--- Data to process ---
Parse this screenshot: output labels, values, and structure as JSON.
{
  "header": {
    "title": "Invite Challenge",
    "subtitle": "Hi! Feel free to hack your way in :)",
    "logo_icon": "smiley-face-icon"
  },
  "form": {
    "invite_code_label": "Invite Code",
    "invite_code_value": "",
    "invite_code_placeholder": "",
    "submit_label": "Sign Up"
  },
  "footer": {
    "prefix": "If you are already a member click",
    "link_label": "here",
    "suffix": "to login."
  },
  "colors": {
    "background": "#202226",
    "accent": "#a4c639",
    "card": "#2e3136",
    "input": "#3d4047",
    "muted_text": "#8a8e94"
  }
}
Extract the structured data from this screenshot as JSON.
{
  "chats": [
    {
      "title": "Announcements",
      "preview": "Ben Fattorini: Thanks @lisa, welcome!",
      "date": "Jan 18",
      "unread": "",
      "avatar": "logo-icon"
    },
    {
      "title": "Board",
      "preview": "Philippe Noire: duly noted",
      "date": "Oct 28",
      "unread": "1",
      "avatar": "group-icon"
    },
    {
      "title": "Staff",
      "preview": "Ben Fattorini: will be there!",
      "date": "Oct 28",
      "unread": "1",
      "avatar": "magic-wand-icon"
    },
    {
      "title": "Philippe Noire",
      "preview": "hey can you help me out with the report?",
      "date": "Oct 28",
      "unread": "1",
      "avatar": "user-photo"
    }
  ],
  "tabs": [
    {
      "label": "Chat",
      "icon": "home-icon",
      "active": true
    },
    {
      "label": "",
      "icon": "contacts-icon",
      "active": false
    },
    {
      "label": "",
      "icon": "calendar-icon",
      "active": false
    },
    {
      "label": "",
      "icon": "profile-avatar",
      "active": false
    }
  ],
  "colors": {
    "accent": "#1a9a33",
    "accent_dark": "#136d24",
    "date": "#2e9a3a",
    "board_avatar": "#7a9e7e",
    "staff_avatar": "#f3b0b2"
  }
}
---
**What the task requires:** Using the data above, return each line exactly as written.

**Task output:**
Parse this screenshot: output labels, values, and structure as JSON.
{
  "header": {
    "title": "Invite Challenge",
    "subtitle": "Hi! Feel free to hack your way in :)",
    "logo_icon": "smiley-face-icon"
  },
  "form": {
    "invite_code_label": "Invite Code",
    "invite_code_value": "",
    "invite_code_placeholder": "",
    "submit_label": "Sign Up"
  },
  "footer": {
    "prefix": "If you are already a member click",
    "link_label": "here",
    "suffix": "to login."
  },
  "colors": {
    "background": "#202226",
    "accent": "#a4c639",
    "card": "#2e3136",
    "input": "#3d4047",
    "muted_text": "#8a8e94"
  }
}
Extract the structured data from this screenshot as JSON.
{
  "chats": [
    {
      "title": "Announcements",
      "preview": "Ben Fattorini: Thanks @lisa, welcome!",
      "date": "Jan 18",
      "unread": "",
      "avatar": "logo-icon"
    },
    {
      "title": "Board",
      "preview": "Philippe Noire: duly noted",
      "date": "Oct 28",
      "unread": "1",
      "avatar": "group-icon"
    },
    {
      "title": "Staff",
      "preview": "Ben Fattorini: will be there!",
      "date": "Oct 28",
      "unread": "1",
      "avatar": "magic-wand-icon"
    },
    {
      "title": "Philippe Noire",
      "preview": "hey can you help me out with the report?",
      "date": "Oct 28",
      "unread": "1",
      "avatar": "user-photo"
    }
  ],
  "tabs": [
    {
      "label": "Chat",
      "icon": "home-icon",
      "active": true
    },
    {
      "label": "",
      "icon": "contacts-icon",
      "active": false
    },
    {
      "label": "",
      "icon": "calendar-icon",
      "active": false
    },
    {
      "label": "",
      "icon": "profile-avatar",
      "active": false
    }
  ],
  "colors": {
    "accent": "#1a9a33",
    "accent_dark": "#136d24",
    "date": "#2e9a3a",
    "board_avatar": "#7a9e7e",
    "staff_avatar": "#f3b0b2"
  }
}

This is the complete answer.